## EXERCISE TASK
Copy out every line that contains the word "glyph".

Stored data
◆ ◆ ◆ ◆ ◆ ◆ ◆

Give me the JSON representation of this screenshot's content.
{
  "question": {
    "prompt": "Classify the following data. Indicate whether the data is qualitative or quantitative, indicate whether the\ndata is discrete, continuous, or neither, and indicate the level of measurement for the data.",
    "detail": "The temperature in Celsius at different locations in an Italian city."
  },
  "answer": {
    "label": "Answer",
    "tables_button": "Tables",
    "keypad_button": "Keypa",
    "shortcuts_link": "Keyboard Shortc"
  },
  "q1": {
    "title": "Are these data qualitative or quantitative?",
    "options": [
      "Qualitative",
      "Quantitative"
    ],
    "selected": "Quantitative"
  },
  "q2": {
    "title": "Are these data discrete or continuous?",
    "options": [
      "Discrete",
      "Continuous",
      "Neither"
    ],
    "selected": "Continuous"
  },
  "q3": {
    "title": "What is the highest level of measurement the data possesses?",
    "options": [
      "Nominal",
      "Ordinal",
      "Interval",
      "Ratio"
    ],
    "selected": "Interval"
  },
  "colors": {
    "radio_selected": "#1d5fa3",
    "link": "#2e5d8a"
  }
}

◆ ◆ ◆ ◆ ◆ ◆ ◆

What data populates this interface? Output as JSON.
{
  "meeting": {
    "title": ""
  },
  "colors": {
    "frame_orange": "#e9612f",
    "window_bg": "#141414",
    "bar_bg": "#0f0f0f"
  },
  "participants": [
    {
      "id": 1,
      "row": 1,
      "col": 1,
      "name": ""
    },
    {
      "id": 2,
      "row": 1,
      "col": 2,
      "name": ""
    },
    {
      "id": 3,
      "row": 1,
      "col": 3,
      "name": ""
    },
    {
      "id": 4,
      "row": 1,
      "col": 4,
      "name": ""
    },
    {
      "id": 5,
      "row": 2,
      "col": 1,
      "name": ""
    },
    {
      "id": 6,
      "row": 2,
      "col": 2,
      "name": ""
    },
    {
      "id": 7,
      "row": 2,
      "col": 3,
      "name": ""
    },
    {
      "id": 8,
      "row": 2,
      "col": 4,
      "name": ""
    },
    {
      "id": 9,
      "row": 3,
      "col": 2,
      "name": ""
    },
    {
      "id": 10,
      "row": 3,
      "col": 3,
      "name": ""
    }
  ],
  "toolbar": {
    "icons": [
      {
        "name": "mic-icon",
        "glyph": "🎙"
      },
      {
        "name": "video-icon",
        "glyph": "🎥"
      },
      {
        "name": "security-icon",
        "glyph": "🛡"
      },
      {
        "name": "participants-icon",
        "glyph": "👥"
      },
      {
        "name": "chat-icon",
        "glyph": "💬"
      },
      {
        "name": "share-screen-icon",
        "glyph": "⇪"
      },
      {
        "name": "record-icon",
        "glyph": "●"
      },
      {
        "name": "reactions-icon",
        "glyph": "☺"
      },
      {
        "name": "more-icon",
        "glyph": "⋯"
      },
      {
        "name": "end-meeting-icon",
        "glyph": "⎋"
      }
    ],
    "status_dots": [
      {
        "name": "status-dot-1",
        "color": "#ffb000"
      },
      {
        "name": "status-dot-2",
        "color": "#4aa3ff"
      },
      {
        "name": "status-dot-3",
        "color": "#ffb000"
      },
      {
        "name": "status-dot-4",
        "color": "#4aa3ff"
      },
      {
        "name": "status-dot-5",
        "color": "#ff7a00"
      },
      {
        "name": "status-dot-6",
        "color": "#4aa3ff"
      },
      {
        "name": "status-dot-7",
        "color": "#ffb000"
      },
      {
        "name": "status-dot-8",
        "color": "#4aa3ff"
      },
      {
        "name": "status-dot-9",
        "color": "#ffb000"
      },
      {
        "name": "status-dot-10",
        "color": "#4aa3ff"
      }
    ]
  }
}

◆ ◆ ◆ ◆ ◆ ◆ ◆

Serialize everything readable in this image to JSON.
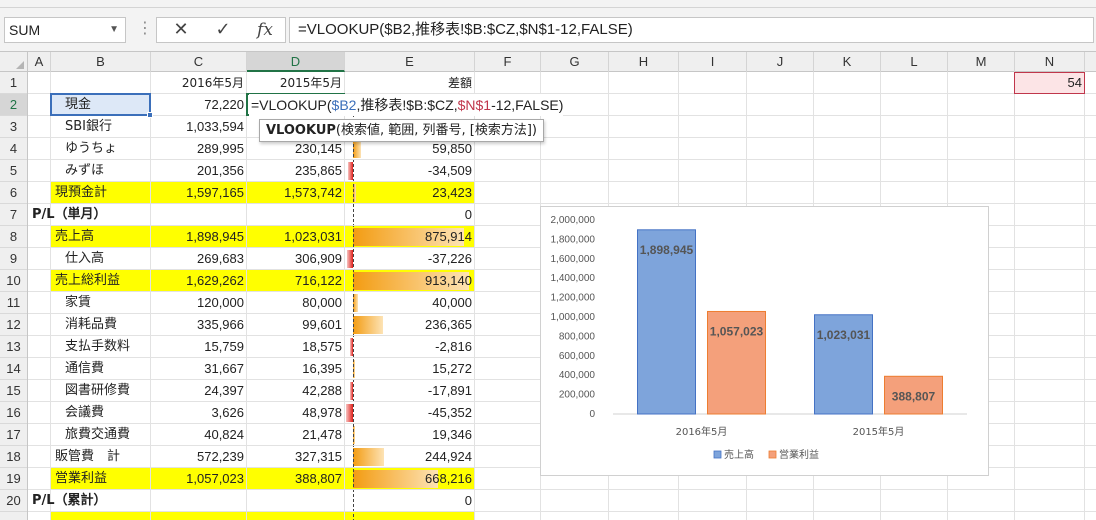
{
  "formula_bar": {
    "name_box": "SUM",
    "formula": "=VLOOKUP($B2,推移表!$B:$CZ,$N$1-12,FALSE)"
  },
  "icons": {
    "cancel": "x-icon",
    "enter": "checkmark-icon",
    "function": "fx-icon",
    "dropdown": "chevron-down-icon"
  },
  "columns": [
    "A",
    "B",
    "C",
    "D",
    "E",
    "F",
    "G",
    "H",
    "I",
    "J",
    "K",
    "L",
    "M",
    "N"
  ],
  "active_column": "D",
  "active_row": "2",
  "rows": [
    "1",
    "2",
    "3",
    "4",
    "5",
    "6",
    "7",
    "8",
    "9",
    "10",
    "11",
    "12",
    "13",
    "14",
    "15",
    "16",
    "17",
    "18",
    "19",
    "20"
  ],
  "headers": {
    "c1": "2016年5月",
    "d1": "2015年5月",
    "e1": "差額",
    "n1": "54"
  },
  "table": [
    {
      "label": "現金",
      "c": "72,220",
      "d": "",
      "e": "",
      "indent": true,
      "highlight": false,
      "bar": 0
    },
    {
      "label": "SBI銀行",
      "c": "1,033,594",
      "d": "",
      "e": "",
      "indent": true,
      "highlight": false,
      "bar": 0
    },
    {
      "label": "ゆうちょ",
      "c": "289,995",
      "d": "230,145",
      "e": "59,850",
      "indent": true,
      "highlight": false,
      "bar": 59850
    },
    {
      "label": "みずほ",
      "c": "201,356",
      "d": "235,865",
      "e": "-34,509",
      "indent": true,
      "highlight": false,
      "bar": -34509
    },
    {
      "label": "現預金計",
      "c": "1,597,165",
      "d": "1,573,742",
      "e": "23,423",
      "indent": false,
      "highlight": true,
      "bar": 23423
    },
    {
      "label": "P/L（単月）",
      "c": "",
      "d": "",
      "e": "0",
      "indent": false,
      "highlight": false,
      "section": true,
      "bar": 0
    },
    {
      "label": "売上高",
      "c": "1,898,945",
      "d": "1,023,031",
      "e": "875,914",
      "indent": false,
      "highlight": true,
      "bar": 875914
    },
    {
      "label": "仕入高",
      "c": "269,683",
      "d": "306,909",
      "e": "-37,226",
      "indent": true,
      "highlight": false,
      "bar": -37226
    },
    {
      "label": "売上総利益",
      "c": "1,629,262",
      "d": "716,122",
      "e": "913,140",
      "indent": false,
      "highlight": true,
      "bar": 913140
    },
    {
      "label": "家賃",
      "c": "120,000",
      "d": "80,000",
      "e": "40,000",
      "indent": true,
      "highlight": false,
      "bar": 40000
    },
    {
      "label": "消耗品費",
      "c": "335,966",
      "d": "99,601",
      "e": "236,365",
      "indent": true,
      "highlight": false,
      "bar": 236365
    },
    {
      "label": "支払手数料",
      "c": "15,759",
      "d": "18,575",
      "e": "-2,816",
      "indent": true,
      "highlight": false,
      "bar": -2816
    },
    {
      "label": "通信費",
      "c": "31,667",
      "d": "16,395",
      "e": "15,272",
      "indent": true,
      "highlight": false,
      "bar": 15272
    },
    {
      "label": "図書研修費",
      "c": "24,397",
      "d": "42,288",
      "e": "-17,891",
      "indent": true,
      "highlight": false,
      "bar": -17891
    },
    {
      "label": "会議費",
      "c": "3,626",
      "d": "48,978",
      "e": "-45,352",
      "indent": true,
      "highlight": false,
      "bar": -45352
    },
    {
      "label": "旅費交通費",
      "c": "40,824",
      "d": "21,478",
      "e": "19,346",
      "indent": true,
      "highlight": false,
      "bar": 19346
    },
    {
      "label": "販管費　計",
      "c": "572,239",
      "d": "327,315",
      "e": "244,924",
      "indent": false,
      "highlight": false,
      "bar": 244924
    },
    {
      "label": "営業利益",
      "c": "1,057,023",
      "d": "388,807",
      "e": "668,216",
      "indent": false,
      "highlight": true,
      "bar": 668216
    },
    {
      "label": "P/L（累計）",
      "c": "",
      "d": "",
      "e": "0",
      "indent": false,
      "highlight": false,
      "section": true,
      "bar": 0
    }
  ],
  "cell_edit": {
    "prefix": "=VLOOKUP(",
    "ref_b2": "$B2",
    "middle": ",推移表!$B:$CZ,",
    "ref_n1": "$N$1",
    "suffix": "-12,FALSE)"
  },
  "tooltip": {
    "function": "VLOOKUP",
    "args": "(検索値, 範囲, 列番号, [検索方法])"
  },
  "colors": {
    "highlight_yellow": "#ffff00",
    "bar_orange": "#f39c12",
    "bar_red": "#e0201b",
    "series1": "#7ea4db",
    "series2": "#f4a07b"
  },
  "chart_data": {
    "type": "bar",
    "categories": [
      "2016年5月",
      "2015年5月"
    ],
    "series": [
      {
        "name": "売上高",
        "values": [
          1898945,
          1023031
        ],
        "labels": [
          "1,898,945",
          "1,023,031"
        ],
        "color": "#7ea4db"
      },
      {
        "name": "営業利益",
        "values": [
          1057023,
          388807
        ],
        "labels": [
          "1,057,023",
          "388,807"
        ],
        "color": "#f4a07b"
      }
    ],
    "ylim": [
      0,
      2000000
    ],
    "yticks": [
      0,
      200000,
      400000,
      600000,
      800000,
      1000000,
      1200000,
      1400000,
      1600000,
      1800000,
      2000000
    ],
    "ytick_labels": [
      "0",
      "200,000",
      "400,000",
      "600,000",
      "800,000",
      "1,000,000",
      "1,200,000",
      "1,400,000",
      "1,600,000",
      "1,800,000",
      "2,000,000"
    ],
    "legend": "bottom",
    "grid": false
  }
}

◆ ◆ ◆ ◆ ◆ ◆ ◆

## FULL SOLUTION
        "glyph": "🎙"
        "glyph": "🎥"
        "glyph": "🛡"
        "glyph": "👥"
        "glyph": "💬"
        "glyph": "⇪"
        "glyph": "●"
        "glyph": "☺"
        "glyph": "⋯"
        "glyph": "⎋"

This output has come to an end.